In the data, extract each line that holds the string "potenzialità".

* AVAILABLE DATA:
• • • • • • •

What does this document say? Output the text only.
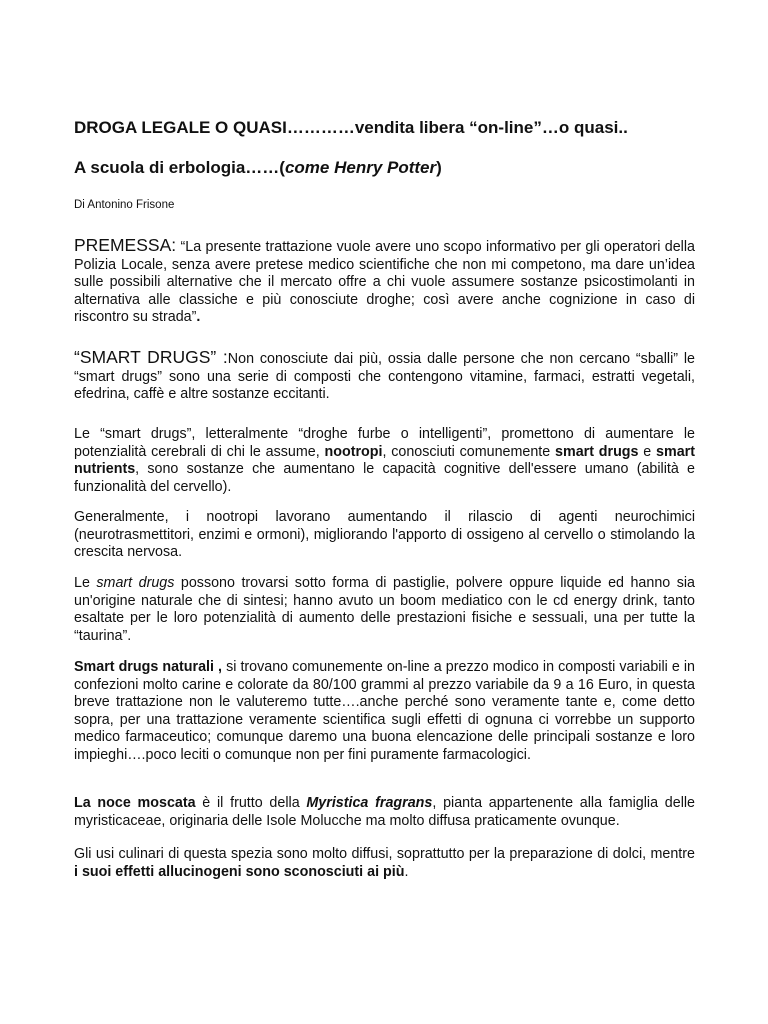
DROGA LEGALE O QUASI…………vendita libera “on-line”…o quasi..
A scuola di erbologia……(come Henry Potter)
Di Antonino Frisone

PREMESSA: “La presente trattazione vuole avere uno scopo informativo per gli operatori della Polizia Locale, senza avere pretese medico scientifiche che non mi competono, ma dare un’idea sulle possibili alternative che il mercato offre a chi vuole assumere sostanze psicostimolanti in alternativa alle classiche e più conosciute droghe; così avere anche cognizione in caso di riscontro su strada”.

“SMART DRUGS” :Non conosciute dai più, ossia dalle persone che non cercano “sballi” le “smart drugs” sono una serie di composti che contengono vitamine, farmaci, estratti vegetali, efedrina, caffè e altre sostanze eccitanti.

Le “smart drugs”, letteralmente “droghe furbe o intelligenti”, promettono di aumentare le potenzialità cerebrali di chi le assume, nootropi, conosciuti comunemente smart drugs e smart nutrients, sono sostanze che aumentano le capacità cognitive dell'essere umano (abilità e funzionalità del cervello).

Generalmente, i nootropi lavorano aumentando il rilascio di agenti neurochimici (neurotrasmettitori, enzimi e ormoni), migliorando l'apporto di ossigeno al cervello o stimolando la crescita nervosa.

Le smart drugs possono trovarsi sotto forma di pastiglie, polvere oppure liquide ed hanno sia un'origine naturale che di sintesi; hanno avuto un boom mediatico con le cd energy drink, tanto esaltate per le loro potenzialità di aumento delle prestazioni fisiche e sessuali, una per tutte la “taurina”.

Smart drugs naturali , si trovano comunemente on-line a prezzo modico in composti variabili e in confezioni molto carine e colorate da 80/100 grammi al prezzo variabile da 9 a 16 Euro, in questa breve trattazione non le valuteremo tutte….anche perché sono veramente tante e, come detto sopra, per una trattazione veramente scientifica sugli effetti di ognuna ci vorrebbe un supporto medico farmaceutico; comunque daremo una buona elencazione delle principali sostanze e loro impieghi….poco leciti o comunque non per fini puramente farmacologici.

La noce moscata è il frutto della Myristica fragrans, pianta appartenente alla famiglia delle myristicaceae, originaria delle Isole Molucche ma molto diffusa praticamente ovunque.

Gli usi culinari di questa spezia sono molto diffusi, soprattutto per la preparazione di dolci, mentre i suoi effetti allucinogeni sono sconosciuti ai più.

• • • • • • •

* SOLUTION FOR THIS EXERCISE:
Le “smart drugs”, letteralmente “droghe furbe o intelligenti”, promettono di aumentare le potenzialità cerebrali di chi le assume, nootropi, conosciuti comunemente smart drugs e smart nutrients, sono sostanze che aumentano le capacità cognitive dell'essere umano (abilità e funzionalità del cervello).
Le smart drugs possono trovarsi sotto forma di pastiglie, polvere oppure liquide ed hanno sia un'origine naturale che di sintesi; hanno avuto un boom mediatico con le cd energy drink, tanto esaltate per le loro potenzialità di aumento delle prestazioni fisiche e sessuali, una per tutte la “taurina”.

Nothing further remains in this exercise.